EXERCISE DETAILS
Select all lines in the records that include "Cuantificación".

GIVEN DATA
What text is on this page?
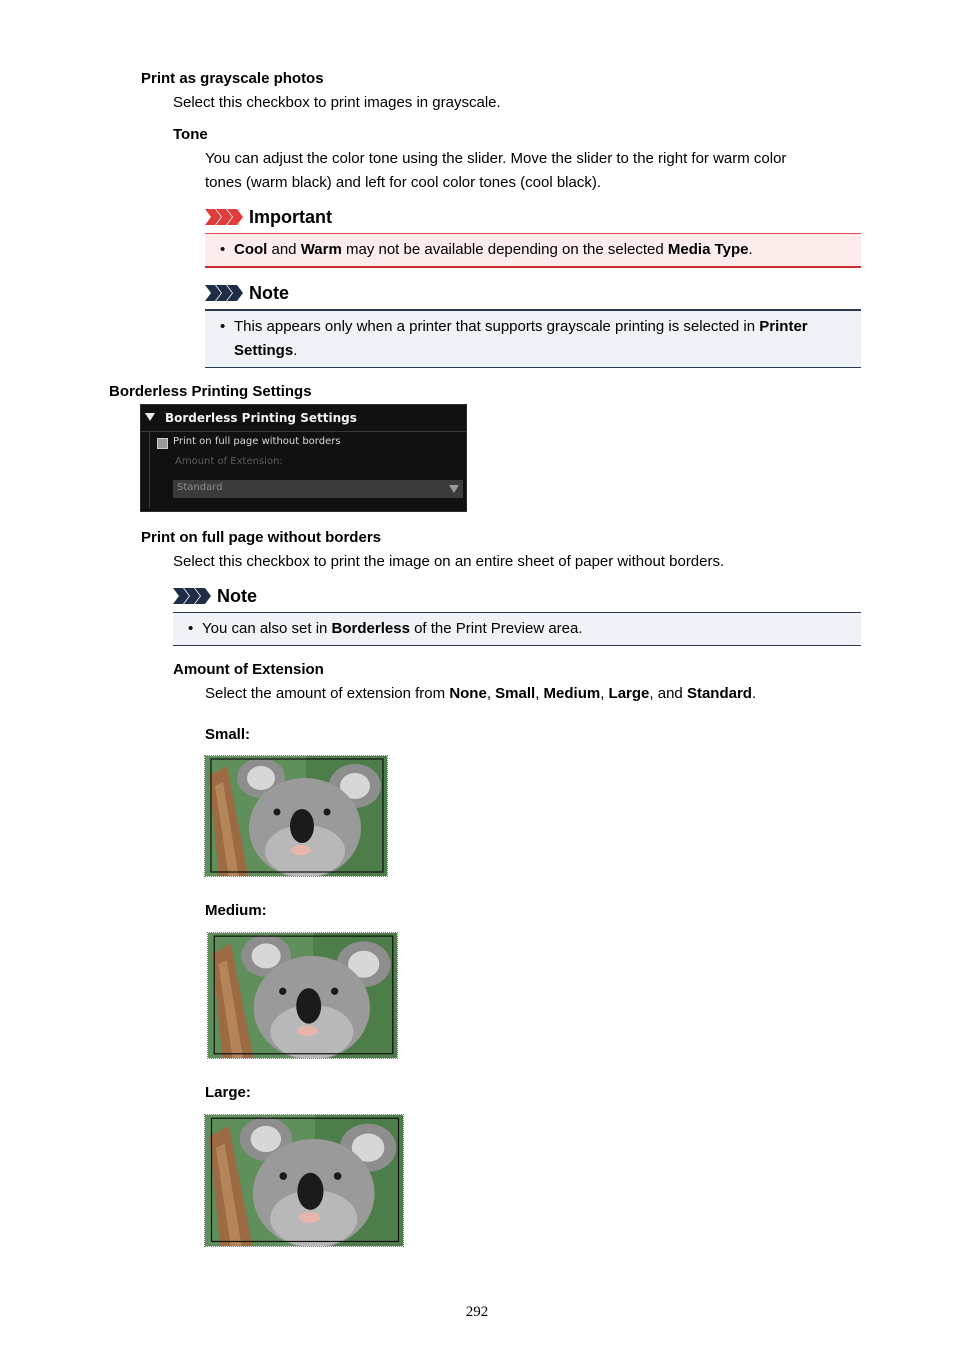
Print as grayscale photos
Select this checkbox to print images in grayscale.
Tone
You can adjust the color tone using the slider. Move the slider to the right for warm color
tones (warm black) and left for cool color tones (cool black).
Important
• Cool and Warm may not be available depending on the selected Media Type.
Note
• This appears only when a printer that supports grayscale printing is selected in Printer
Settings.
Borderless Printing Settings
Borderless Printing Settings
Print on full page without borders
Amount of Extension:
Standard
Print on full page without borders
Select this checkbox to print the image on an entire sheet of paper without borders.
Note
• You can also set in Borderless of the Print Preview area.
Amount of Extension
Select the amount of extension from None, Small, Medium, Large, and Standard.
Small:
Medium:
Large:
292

--

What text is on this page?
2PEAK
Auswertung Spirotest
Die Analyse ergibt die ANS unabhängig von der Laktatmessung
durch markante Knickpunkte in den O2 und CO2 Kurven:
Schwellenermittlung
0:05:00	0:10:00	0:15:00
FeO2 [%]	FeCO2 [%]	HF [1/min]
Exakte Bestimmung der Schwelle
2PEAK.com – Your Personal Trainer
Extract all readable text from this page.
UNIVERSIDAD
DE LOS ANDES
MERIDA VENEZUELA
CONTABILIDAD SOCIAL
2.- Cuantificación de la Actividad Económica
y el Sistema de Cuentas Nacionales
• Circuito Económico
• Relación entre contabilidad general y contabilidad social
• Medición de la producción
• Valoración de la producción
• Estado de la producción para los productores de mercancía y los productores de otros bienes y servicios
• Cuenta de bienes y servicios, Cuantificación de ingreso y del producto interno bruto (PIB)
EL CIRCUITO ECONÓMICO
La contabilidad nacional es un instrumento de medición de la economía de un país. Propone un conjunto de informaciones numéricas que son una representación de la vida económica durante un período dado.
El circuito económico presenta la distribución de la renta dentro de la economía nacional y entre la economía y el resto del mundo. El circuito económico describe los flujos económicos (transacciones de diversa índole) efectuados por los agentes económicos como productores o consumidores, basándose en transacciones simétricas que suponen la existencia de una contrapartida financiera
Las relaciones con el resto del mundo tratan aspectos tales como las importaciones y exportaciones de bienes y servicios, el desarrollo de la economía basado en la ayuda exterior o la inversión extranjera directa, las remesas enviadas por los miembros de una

* * *

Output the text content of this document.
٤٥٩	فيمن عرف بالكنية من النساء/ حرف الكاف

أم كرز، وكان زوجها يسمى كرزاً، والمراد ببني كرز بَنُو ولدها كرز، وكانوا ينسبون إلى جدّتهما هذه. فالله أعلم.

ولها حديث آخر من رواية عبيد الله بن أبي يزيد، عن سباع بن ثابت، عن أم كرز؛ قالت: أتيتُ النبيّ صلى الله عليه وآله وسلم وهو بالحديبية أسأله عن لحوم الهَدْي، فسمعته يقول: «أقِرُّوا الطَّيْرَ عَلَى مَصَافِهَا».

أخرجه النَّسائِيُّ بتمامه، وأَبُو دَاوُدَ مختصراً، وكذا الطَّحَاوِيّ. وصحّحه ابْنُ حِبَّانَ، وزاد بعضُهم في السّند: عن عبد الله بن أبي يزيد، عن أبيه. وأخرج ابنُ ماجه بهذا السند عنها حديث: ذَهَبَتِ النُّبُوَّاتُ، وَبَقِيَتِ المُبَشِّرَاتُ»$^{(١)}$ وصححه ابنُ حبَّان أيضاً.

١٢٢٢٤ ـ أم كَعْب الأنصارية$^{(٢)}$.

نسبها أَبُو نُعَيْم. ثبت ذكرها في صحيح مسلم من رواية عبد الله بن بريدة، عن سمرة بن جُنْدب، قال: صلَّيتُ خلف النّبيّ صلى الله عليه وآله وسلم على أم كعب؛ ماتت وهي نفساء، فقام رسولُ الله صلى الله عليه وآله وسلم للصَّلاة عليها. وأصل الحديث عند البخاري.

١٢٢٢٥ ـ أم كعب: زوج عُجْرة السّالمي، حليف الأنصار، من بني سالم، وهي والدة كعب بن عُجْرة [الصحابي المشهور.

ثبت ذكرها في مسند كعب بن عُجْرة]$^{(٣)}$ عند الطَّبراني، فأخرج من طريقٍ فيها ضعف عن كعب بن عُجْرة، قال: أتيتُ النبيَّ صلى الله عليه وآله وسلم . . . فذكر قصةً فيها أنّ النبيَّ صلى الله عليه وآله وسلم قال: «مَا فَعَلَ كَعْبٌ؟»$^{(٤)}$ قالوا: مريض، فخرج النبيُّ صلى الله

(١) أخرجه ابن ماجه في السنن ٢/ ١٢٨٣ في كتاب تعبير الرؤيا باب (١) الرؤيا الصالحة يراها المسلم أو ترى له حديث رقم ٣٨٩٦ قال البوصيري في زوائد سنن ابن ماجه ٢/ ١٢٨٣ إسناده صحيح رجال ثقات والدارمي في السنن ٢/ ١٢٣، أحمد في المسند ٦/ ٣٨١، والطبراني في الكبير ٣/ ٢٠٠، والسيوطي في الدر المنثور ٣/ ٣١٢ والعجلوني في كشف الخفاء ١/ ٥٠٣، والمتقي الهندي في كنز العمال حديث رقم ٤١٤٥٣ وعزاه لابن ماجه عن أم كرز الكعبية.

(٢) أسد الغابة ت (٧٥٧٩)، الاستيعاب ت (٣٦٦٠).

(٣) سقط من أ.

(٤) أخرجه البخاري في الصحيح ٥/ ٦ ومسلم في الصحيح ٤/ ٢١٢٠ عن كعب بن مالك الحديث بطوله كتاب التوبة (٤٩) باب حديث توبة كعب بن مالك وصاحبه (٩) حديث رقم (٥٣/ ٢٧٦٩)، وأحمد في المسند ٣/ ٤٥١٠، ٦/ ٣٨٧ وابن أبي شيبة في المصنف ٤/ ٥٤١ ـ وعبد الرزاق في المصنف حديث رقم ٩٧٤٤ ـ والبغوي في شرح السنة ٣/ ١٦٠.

RESPONSE TO THE TASK
2.- Cuantificación de la Actividad Económica
• Cuenta de bienes y servicios, Cuantificación de ingreso y del producto interno bruto (PIB)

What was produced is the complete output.